▸ **Your task**:
Put the lines of the entries, from the first line through the line containing "34, 541, 45]" (both included), into a JSON list of strings, one string per line and leaving out blank lines.

▸ **Exercise material**:
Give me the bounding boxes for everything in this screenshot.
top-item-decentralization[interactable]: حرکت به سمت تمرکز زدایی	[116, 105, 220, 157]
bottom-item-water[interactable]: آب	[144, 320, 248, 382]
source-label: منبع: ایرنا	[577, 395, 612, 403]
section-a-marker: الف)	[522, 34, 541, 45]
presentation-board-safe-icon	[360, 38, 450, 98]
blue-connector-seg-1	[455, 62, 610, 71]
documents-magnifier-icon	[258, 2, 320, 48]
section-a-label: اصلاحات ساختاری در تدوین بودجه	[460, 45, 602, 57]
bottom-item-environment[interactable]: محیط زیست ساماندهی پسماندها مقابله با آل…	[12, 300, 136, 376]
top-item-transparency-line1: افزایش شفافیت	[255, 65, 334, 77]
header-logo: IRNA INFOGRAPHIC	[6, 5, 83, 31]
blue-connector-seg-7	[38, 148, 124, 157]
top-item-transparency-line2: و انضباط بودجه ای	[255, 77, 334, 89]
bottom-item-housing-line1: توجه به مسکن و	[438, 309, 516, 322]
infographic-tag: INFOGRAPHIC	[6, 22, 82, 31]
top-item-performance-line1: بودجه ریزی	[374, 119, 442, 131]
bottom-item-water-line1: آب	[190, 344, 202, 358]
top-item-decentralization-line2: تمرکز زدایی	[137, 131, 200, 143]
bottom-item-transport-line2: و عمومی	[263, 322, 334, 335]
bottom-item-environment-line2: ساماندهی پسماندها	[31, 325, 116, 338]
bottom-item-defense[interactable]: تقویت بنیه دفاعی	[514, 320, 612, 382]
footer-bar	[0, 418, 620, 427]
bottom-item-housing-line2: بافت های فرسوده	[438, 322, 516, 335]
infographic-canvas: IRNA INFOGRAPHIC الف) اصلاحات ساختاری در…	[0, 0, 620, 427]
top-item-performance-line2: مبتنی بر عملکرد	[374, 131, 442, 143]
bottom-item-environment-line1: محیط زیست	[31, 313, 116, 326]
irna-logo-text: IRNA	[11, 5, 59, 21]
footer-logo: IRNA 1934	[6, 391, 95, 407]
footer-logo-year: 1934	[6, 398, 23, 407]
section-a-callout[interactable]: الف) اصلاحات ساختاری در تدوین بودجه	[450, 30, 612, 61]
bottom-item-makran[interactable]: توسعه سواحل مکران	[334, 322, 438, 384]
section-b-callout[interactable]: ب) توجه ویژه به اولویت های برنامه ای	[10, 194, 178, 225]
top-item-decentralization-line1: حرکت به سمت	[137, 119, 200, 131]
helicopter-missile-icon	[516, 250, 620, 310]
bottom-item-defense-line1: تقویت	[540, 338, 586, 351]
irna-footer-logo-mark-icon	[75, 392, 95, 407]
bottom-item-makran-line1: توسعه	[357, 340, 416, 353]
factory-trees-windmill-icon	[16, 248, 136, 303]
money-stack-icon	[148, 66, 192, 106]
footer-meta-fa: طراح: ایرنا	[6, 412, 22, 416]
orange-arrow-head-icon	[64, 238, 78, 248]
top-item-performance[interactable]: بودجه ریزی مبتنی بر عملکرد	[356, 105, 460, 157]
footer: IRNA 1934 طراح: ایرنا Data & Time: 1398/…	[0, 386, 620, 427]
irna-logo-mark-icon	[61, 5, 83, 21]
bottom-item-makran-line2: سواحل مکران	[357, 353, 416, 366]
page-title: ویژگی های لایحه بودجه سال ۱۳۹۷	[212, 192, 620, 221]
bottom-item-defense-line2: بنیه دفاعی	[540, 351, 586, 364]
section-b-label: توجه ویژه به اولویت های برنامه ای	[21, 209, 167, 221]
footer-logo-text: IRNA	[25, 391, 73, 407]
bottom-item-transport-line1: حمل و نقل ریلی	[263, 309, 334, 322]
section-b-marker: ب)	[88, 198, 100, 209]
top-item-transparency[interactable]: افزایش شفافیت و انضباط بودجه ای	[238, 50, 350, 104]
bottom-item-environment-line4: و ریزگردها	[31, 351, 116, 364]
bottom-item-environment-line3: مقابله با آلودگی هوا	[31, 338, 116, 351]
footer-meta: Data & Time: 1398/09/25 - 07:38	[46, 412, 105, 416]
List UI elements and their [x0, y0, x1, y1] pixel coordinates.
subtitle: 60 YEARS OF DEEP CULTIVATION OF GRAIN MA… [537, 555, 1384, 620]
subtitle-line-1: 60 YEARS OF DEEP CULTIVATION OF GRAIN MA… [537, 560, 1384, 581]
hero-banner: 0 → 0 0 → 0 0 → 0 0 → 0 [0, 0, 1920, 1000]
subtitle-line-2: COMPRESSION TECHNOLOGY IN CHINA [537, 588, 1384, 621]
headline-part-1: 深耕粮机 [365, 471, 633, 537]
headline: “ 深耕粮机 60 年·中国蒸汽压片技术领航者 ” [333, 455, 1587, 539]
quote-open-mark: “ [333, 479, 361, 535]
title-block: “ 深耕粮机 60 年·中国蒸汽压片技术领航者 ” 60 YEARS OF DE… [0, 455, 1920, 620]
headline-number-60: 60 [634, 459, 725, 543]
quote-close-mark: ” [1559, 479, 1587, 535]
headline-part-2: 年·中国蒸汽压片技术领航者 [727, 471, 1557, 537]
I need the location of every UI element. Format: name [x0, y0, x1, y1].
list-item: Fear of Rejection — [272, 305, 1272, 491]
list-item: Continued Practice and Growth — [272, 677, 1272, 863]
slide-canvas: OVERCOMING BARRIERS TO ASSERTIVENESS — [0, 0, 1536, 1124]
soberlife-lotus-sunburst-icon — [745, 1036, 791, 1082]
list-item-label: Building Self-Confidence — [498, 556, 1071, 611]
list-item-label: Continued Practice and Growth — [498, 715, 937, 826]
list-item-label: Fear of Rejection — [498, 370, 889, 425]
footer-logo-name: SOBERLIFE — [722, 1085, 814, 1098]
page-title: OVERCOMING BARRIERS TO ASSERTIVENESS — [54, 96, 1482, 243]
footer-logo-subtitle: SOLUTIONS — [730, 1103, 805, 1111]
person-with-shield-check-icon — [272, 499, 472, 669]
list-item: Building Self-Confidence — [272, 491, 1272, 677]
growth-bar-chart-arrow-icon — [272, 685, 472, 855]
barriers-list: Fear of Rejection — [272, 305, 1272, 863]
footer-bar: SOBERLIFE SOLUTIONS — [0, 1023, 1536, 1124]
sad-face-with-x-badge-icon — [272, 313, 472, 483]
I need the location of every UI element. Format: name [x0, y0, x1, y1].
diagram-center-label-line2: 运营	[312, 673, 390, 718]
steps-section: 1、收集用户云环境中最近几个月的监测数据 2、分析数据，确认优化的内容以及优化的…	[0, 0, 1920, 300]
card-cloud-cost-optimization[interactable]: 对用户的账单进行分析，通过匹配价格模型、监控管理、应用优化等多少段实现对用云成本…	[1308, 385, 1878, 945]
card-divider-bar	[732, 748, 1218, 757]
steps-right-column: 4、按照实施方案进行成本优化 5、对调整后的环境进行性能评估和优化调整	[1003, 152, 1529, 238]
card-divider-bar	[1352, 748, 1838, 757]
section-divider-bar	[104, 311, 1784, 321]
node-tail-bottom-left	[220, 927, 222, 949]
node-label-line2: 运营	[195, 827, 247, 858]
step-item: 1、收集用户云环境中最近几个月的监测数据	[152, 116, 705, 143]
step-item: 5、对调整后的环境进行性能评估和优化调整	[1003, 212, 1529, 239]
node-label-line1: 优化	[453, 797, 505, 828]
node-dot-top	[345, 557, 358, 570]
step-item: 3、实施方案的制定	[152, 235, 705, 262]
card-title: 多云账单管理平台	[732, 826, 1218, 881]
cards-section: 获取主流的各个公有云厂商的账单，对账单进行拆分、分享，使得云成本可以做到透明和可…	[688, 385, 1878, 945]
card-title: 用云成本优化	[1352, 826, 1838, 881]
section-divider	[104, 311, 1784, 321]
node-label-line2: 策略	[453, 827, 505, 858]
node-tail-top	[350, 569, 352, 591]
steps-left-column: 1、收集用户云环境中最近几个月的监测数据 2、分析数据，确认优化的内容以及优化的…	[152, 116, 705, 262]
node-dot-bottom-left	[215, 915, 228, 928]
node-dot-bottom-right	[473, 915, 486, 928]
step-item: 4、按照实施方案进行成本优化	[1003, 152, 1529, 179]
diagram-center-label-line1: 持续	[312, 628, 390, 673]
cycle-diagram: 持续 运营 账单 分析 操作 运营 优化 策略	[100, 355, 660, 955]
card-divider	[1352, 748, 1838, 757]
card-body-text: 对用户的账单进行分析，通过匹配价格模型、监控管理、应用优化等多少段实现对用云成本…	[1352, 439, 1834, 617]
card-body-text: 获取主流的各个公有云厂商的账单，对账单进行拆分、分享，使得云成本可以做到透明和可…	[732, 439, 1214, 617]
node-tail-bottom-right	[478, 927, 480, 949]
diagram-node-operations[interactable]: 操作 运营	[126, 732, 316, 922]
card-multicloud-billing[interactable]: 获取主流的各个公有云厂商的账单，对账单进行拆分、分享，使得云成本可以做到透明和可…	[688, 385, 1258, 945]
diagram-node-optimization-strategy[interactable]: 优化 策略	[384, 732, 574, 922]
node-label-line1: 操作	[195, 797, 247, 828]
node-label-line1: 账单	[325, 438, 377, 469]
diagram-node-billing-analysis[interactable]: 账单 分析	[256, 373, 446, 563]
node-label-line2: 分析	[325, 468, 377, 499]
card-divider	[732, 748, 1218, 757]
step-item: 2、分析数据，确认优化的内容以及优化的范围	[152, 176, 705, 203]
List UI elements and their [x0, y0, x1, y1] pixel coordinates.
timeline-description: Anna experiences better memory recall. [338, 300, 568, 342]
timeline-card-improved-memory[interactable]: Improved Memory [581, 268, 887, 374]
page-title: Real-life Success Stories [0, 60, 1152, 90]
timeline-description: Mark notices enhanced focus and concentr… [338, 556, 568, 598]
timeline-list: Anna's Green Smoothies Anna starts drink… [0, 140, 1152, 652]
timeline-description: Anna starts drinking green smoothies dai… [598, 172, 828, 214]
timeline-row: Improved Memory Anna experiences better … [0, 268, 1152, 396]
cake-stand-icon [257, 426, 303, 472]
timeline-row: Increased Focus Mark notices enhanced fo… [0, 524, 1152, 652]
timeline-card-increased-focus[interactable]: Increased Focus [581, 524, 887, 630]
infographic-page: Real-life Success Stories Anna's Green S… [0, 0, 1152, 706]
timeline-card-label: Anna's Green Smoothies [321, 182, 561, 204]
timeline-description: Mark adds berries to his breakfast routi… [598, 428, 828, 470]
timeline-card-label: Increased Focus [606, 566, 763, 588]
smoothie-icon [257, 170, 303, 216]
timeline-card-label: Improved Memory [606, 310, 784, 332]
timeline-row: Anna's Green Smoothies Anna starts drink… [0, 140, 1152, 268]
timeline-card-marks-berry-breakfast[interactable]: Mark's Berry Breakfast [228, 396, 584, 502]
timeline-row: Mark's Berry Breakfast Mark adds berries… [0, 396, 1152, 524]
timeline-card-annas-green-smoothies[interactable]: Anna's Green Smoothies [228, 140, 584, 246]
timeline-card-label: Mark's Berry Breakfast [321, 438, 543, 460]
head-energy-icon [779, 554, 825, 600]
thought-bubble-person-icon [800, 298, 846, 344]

▸ **Exercise answer**:
[
  "Give me the bounding boxes for everything in this screenshot.",
  "top-item-decentralization[interactable]: حرکت به سمت تمرکز زدایی\t[116, 105, 220, 157]",
  "bottom-item-water[interactable]: آب\t[144, 320, 248, 382]",
  "source-label: منبع: ایرنا\t[577, 395, 612, 403]",
  "section-a-marker: الف)\t[522, 34, 541, 45]"
]